* Document text *

# Recommendations Using Embarrassingly Shallow Autoencoders for Sparse Data (EASE)

**Objective:**
To recommend tracks to a playlist based on similair playlist/s.

**Dataset Description**: 

The Million Playlist Dataset contains 1,000,000 playlists created by users on the Spotify platform. Each playlist in the MPD contains a playlist title, the track list (including track metadata) editing information (last edit time,  number of playlist edits) and other miscellaneous information about the playlist. 

See the ***references*** section for more details.



In [1]:
# Importing the libraries
import json
import csv
import pandas as pd
import numpy as np
import os
import sys
import logging
import torch
import pandas as pd


The Million Playlist Dataset consists of 1,000 slice files. For example, the first 1,000 playlists in the MPD are in a file called 
`mpd.slice.0-999.json`. Each slice file is a JSON dictionary with two fields: *info* and *playlists*.

We need to parse the JSON files to extract the track list and the playlist title.

Data Preprocessing
------------------


In [2]:
def json_to_df(path, no_of_files):
    '''
    Converts json files to dataframes
    '''
    mpd_playlists = []
    filenames = os.listdir(path)
    count = 0
    for fname in sorted(filenames):
        count = count + 1
        if fname.startswith("mpd.slice.") and fname.endswith(".json"):
            fullpath = os.sep.join((path, fname))
            f = open(fullpath)
            js = f.read()
            f.close()
            current_slice = json.loads(js)
            for playlist in current_slice['playlists']:
                mpd_playlists.append(playlist)
            if count == no_of_files:
                break
    df = pd.DataFrame(mpd_playlists)
    return df


In [3]:
df_playlists = json_to_df(path = 'spotify_million_playlist_dataset/data/', no_of_files = 1)
df_playlists.head()

* Entries provided *

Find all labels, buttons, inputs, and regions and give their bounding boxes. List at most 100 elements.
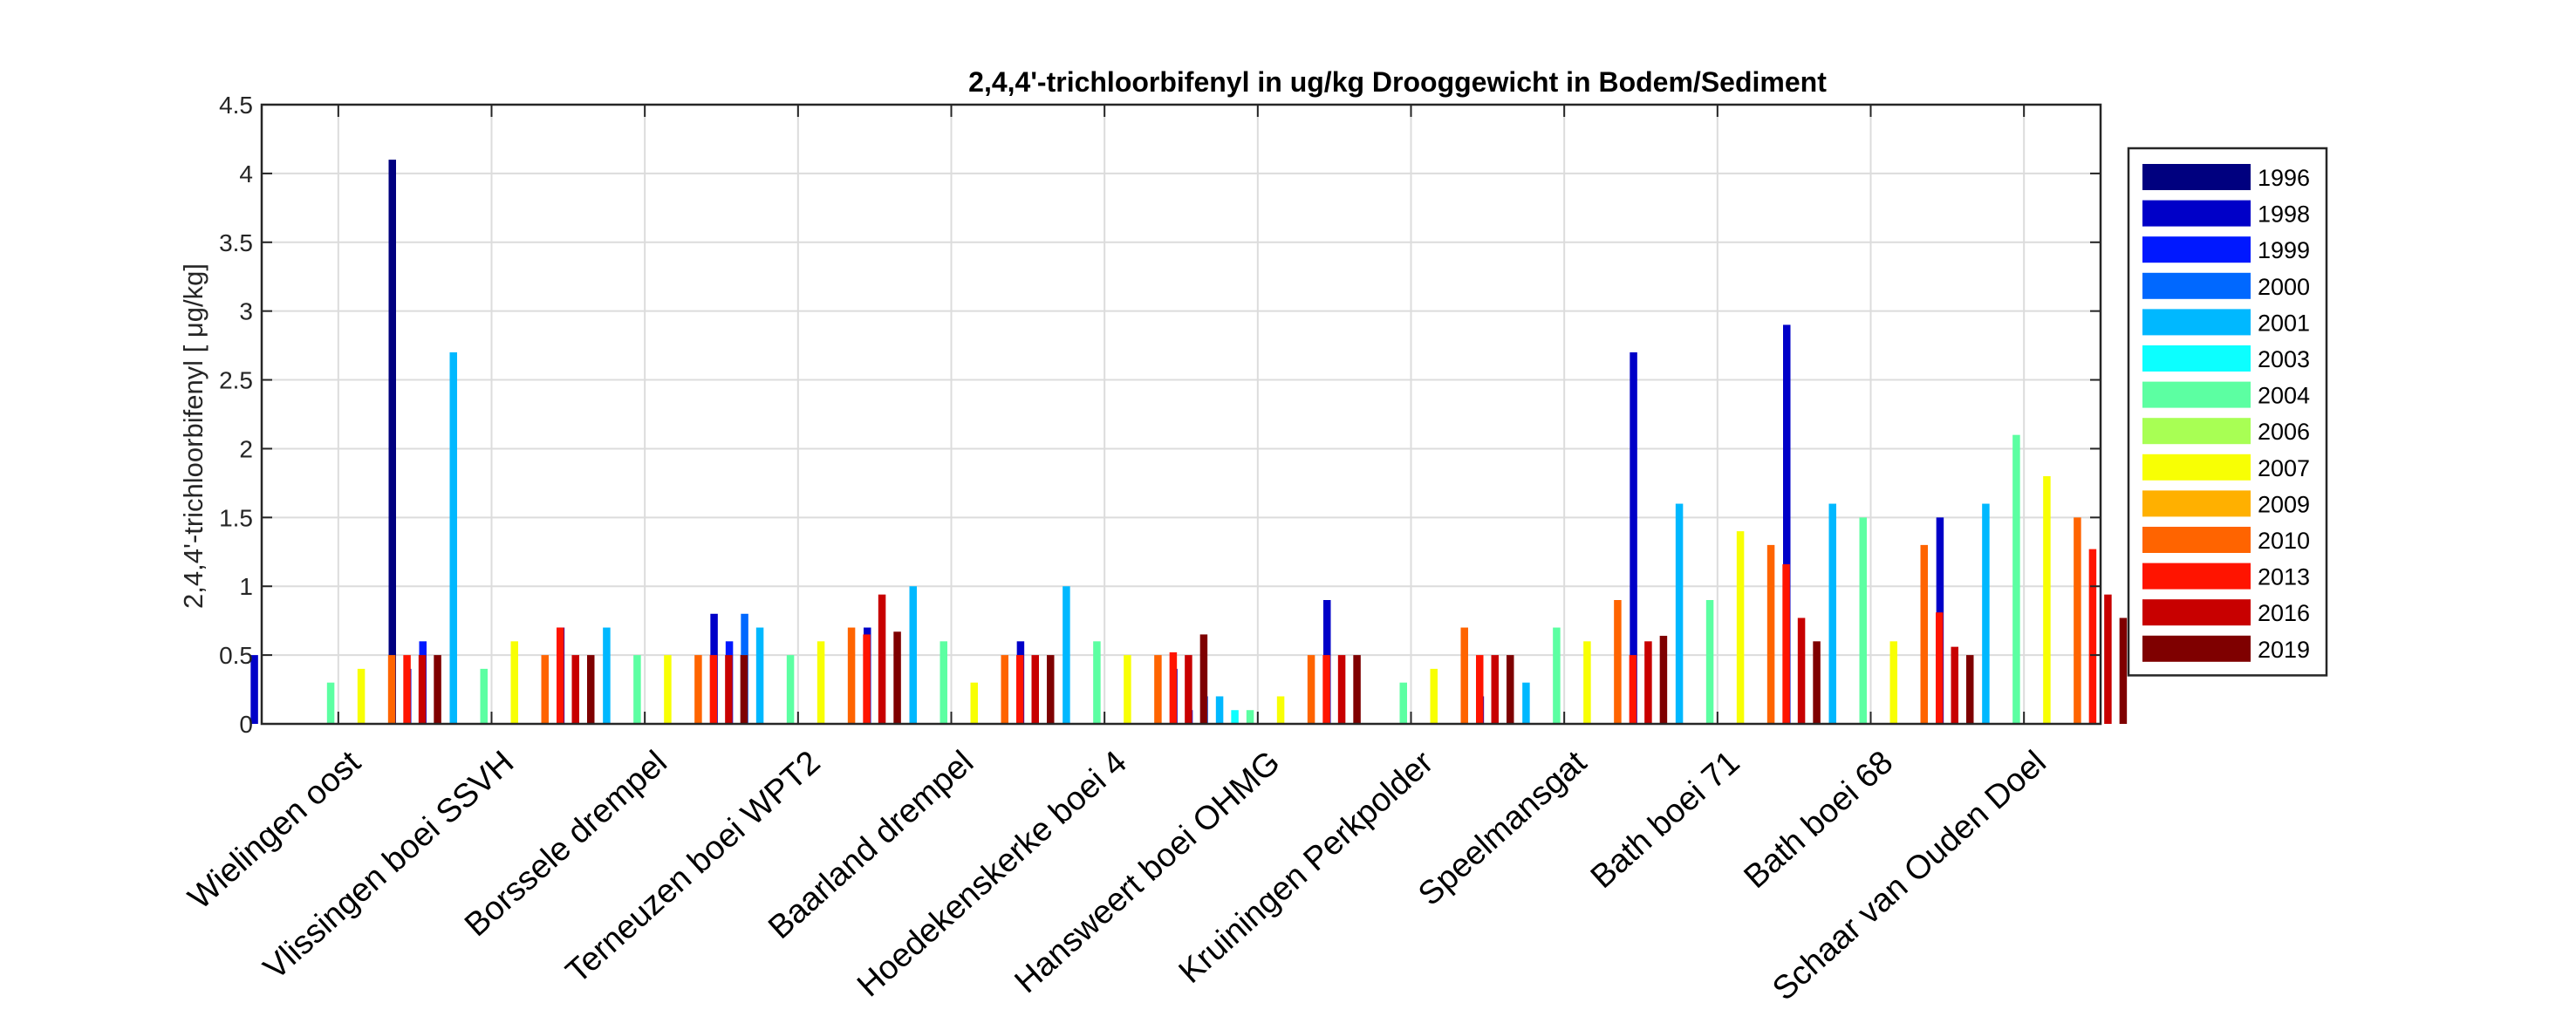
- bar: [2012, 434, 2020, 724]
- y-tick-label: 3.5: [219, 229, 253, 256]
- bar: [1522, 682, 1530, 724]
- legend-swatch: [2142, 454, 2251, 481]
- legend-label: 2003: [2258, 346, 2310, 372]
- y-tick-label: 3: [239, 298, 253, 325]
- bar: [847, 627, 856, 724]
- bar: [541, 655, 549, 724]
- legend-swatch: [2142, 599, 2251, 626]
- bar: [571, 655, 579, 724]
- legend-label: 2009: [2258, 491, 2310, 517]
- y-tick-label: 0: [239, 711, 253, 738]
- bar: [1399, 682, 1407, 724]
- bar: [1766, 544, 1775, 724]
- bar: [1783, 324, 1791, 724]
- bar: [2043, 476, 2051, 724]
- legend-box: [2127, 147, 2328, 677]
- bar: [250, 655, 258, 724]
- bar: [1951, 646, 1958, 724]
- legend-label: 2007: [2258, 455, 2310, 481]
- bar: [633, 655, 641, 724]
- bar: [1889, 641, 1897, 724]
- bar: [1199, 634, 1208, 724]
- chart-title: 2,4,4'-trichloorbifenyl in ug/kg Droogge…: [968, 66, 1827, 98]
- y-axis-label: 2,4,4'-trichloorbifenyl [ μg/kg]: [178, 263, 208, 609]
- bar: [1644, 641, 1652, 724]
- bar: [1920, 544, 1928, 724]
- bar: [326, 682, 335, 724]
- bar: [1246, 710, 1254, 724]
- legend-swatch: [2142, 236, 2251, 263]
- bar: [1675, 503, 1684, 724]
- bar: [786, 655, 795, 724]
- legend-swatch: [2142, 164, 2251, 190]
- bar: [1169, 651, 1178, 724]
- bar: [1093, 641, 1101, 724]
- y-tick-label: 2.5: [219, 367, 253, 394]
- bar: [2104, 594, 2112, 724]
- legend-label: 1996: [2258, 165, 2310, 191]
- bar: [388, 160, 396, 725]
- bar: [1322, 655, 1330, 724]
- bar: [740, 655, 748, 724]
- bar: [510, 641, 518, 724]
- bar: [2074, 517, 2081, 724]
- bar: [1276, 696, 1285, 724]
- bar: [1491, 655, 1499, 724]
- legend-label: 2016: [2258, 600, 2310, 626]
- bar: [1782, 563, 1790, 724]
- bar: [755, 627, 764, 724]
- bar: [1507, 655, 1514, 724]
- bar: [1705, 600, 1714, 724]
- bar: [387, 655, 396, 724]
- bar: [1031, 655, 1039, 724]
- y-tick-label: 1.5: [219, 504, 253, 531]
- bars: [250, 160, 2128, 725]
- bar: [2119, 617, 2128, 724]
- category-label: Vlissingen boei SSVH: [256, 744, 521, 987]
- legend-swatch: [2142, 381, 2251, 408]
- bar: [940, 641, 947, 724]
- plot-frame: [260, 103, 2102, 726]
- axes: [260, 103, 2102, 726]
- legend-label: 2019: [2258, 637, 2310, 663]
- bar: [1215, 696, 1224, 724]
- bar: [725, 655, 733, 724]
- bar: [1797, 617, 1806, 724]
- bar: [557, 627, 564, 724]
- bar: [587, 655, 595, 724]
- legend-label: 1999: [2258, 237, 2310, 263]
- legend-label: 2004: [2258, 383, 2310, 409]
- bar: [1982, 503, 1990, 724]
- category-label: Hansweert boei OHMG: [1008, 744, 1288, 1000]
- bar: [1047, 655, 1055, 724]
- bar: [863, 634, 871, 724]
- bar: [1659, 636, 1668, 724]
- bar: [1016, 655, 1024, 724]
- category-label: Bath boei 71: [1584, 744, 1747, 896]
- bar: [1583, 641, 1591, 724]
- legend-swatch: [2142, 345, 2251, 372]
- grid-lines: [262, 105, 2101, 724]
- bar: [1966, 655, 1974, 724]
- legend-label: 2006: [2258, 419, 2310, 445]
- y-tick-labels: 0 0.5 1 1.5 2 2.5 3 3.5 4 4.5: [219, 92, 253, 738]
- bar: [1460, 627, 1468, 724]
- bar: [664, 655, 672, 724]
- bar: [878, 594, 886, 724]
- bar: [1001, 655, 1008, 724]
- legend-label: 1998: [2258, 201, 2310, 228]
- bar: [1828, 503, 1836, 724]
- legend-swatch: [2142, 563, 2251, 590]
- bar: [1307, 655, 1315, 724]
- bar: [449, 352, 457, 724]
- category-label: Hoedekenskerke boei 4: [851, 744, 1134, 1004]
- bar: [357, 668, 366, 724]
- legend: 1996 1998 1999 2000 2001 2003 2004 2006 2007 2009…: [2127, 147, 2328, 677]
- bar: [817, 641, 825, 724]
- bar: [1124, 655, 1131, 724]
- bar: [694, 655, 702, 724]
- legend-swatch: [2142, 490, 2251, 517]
* * *
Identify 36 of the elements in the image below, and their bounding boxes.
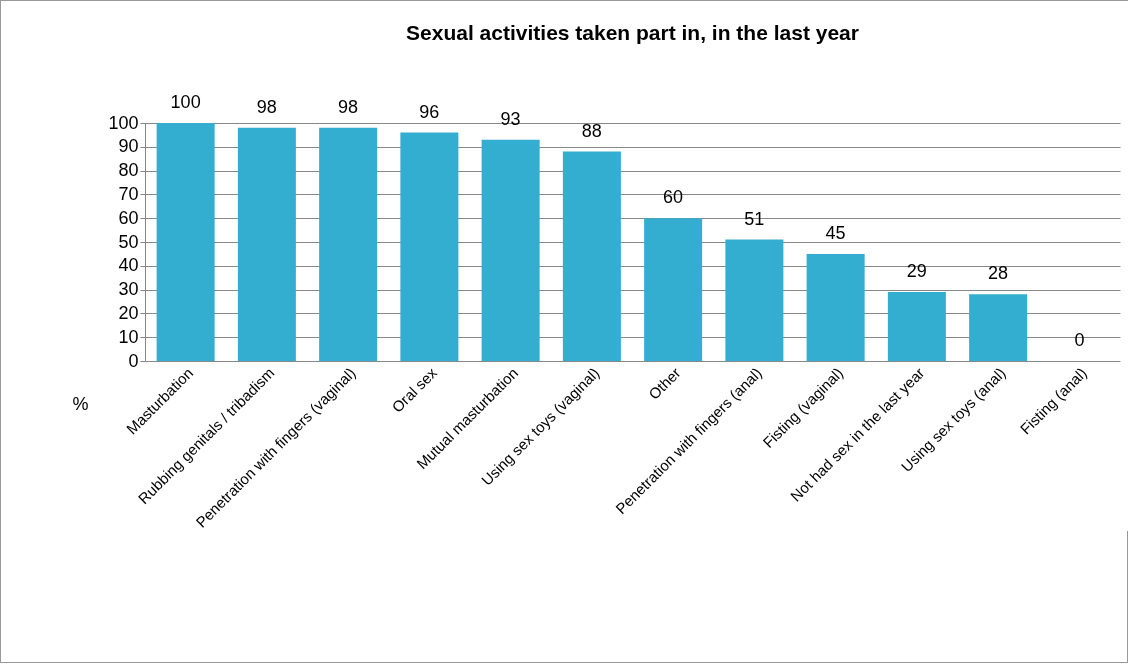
---
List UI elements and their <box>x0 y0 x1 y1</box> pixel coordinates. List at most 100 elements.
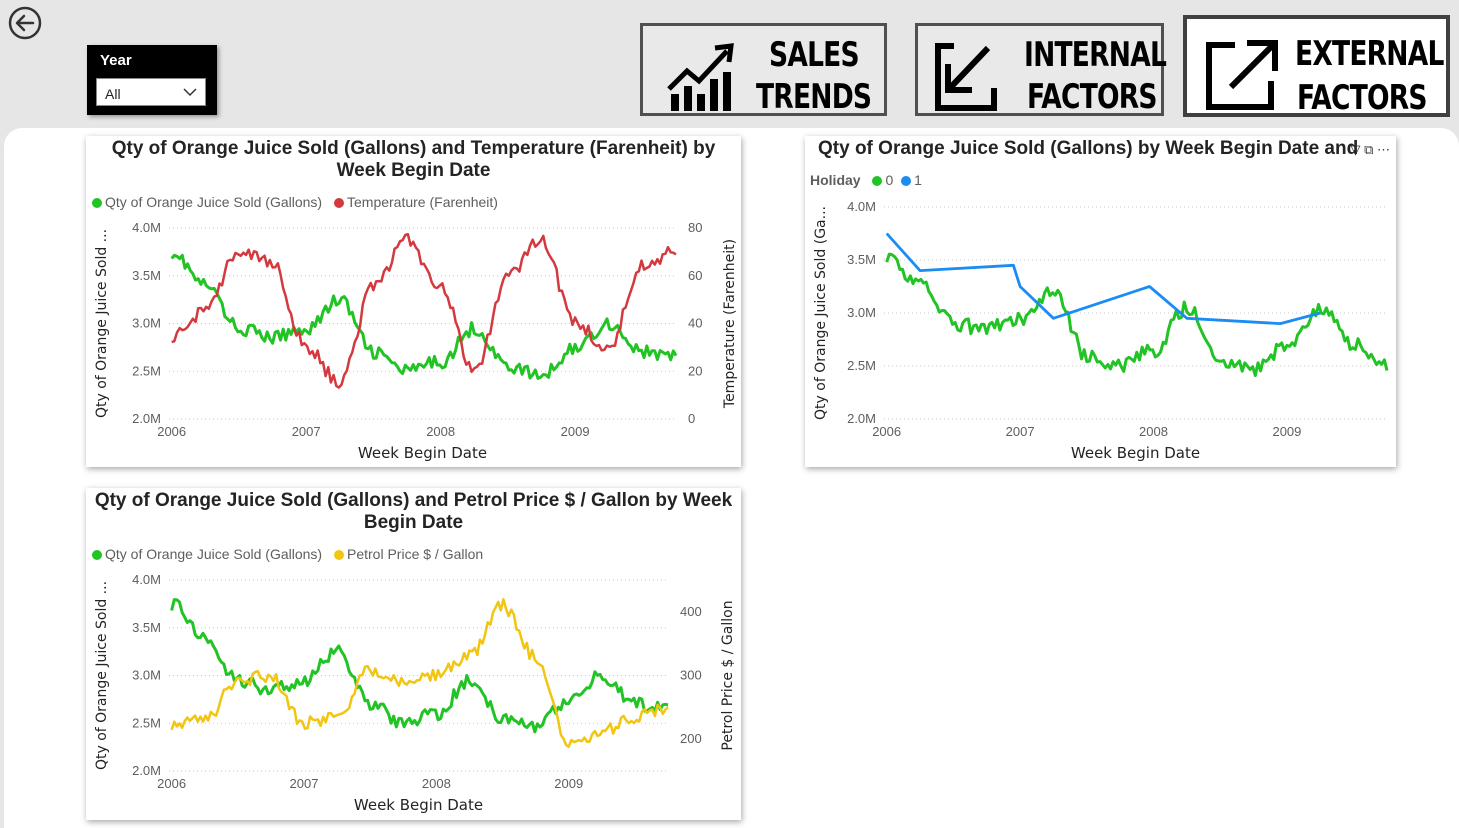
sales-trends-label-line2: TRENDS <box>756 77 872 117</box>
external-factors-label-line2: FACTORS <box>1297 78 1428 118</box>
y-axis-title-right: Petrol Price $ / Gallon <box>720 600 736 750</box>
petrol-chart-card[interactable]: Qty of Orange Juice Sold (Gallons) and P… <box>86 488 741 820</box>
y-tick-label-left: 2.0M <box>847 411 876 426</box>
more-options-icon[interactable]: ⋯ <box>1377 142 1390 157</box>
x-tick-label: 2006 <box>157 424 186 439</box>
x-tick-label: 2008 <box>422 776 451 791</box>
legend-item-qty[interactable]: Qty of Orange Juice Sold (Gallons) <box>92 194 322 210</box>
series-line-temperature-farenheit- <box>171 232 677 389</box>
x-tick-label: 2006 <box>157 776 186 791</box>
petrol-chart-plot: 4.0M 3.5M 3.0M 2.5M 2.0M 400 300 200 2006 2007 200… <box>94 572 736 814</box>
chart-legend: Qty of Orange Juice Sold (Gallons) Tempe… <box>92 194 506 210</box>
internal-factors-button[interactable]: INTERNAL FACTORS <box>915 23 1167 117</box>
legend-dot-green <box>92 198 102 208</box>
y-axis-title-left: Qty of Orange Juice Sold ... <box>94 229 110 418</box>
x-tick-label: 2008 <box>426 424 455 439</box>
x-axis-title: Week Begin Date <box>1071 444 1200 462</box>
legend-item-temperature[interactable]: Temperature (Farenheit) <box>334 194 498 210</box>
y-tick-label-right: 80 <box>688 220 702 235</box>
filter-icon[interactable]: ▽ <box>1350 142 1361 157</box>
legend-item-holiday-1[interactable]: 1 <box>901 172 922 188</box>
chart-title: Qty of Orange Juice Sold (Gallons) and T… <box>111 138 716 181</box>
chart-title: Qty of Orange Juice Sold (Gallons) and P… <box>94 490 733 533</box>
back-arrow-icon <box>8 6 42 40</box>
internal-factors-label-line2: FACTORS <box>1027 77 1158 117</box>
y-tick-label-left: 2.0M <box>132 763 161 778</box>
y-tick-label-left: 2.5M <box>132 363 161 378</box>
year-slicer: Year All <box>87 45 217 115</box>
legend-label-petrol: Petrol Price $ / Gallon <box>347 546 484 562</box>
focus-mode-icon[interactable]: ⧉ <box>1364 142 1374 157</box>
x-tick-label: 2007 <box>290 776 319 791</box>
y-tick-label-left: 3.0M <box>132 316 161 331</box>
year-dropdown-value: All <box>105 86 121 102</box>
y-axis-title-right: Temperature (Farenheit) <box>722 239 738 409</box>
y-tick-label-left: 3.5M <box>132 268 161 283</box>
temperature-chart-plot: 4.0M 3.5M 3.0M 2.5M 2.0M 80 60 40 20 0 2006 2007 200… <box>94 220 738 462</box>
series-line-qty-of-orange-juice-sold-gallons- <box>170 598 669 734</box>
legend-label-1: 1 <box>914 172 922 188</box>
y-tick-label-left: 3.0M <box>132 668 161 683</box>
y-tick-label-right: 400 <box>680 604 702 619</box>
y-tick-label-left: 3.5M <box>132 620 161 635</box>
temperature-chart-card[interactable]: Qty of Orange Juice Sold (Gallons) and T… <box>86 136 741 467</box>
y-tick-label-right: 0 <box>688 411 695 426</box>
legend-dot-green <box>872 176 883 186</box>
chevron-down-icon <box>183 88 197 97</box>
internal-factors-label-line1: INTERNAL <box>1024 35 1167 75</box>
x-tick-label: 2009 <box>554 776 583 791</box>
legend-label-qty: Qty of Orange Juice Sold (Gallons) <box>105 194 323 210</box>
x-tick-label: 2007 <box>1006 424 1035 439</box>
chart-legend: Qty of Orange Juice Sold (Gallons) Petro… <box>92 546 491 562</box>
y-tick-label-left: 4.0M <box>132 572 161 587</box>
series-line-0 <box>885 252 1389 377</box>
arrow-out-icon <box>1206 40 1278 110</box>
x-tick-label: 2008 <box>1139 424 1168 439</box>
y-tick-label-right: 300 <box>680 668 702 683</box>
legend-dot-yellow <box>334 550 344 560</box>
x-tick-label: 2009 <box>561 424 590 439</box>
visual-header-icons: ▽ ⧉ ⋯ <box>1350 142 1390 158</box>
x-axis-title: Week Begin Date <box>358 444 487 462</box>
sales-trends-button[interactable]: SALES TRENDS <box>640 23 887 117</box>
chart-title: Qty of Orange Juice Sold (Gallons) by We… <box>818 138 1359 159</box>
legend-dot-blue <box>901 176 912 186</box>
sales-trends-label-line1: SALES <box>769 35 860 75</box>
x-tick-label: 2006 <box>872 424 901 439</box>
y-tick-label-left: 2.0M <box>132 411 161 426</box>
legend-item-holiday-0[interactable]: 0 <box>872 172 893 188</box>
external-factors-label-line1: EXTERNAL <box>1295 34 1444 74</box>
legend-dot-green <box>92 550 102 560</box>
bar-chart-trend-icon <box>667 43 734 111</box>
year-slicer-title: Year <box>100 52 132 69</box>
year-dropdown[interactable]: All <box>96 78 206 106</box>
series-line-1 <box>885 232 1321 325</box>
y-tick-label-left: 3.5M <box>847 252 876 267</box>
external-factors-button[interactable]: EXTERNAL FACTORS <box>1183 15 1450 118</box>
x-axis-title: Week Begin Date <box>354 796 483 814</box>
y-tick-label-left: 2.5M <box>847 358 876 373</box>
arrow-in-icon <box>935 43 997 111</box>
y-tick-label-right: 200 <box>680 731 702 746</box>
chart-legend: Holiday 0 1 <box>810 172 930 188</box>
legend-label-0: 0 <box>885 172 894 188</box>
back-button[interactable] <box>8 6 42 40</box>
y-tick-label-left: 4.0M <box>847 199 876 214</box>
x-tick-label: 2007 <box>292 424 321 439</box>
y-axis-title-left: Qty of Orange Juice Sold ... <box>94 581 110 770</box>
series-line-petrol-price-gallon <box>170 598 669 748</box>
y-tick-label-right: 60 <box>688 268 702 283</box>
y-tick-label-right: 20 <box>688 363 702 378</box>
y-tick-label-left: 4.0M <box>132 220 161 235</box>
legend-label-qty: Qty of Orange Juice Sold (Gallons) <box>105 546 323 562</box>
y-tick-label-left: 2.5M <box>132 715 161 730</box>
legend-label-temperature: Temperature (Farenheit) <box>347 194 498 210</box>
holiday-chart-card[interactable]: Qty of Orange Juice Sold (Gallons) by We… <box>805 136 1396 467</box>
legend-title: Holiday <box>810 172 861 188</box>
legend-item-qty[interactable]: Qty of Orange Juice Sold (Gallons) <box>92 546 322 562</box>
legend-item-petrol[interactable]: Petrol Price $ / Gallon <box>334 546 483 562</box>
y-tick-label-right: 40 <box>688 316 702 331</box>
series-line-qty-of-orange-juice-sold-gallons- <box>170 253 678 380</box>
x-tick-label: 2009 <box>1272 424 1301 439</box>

* Required tasks *
A. Write out the EASE playlist notebook word for word, everything from "js = f.read()" down to "df = pd.DataFrame(mpd_playlists)".
B. Go on with the notebook on EASE playlist recommendations from the point where it stops.

* Responses per task *
A.
js = f.read()
            f.close()
            current_slice = json.loads(js)
            for playlist in current_slice['playlists']:
                mpd_playlists.append(playlist)
            if count == no_of_files:
                break
    df = pd.DataFrame(mpd_playlists)

B.
Unnamed: 0,name,collaborative,pid,modified_at,num_tracks,num_albums,num_followers,tracks,num_edits,duration_ms,num_artists,description
0,Throwbacks,False,0,1493424000,52,47,1,"[{'pos': 0, 'artist_name': 'Missy Elliott', 't...",6,11532414,37,
1,Awesome Playlist,False,1,1506556800,39,23,1,"[{'pos': 0, 'artist_name': 'Survivor', 'track_...",5,11656470,21,
2,korean,False,2,1505692800,64,51,1,"[{'pos': 0, 'artist_name': 'Hoody', 'track_uri...",18,14039958,31,
3,mat,False,3,1501027200,126,107,1,"[{'pos': 0, 'artist_name': 'Camille Saint-Saën...",4,28926058,86,
4,90s,False,4,1401667200,17,16,2,"[{'pos': 0, 'artist_name': 'The Smashing Pumpk...",7,4335282,16,


The above dataframe contains the data regarding each playlist in the dataset. The tracks within the dataset is nested under one column. The tracks are nested in a list. The nested list needs to be converted to a dataframe.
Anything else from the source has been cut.